Texto de leitura:
Os membros da banda também negaram perante o Tribunal Oral Criminal 24 que tenham incentivado o uso de fogos que supostamente teria causado o incêndio ocorrido em 30 de dezembro de 2004 no boliche portenho República Cromañón.
Os seis integrantes e o representante da Callejeros, da mesma forma que o dono da República Cromañón, Omar Chabán, seu colaborador Raúl Villarreal e cinco integrantes da Polícia, são submetidos a um julgamento oral pelo incêndio na discoteca.
A Promotoria acusa os músicos de ter organizado junto a Chabán o show, no qual -segundo testemunhas- foi permitido que entrassem pessoas com fogos.
Além disso, eles são acusados de permitir a entrada de mais fãs que o permitido de acordo com as dimensões do local e de ter escolhido para o show um lugar cuja única saída de emergência estava trancada com um cadeado e arame.
Os membros da banda alegaram que em outros shows também foi usado a técnica de fogos e consideraram que as acusações buscam reduzir a culpabilidade do Estado.
Testemunhas afirmaram que, na noite de 30 de dezembro de 2004, ocorreu um incêndio devido ao uso de fogos de artifícios jogados ao teto, o que causou queda de luz. O alto número de vítimas fatais deve-se ao fato de que muitos presentes não conseguiram deixar o local.

O que se pede:
Por favor, responda: segundo o texto sobre o incêndio na República Cromañón, como estava trancada a única saída de emergência do local do show? Os dados a seguir vêm de outra fonte.

Dados brutos:
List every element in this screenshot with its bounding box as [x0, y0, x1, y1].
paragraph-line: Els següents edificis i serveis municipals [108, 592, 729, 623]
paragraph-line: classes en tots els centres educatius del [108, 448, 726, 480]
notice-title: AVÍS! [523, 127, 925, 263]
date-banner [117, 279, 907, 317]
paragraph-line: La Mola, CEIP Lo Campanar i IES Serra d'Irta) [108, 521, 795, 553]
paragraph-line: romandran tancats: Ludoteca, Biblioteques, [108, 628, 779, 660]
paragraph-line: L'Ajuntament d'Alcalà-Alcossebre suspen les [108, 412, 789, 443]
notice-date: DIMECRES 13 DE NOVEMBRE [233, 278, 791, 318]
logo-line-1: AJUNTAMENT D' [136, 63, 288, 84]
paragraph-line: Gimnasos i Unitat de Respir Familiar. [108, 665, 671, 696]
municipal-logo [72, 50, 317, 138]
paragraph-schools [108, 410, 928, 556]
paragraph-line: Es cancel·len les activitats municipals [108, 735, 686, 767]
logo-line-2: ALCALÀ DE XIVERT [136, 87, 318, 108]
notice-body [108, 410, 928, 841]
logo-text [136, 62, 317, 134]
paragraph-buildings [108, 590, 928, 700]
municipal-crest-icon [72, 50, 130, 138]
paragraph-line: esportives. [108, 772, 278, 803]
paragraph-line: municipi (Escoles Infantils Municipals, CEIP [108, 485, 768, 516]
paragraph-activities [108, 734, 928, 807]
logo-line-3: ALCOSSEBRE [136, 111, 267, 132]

Tarefa concluída:
Com um cadeado e arame.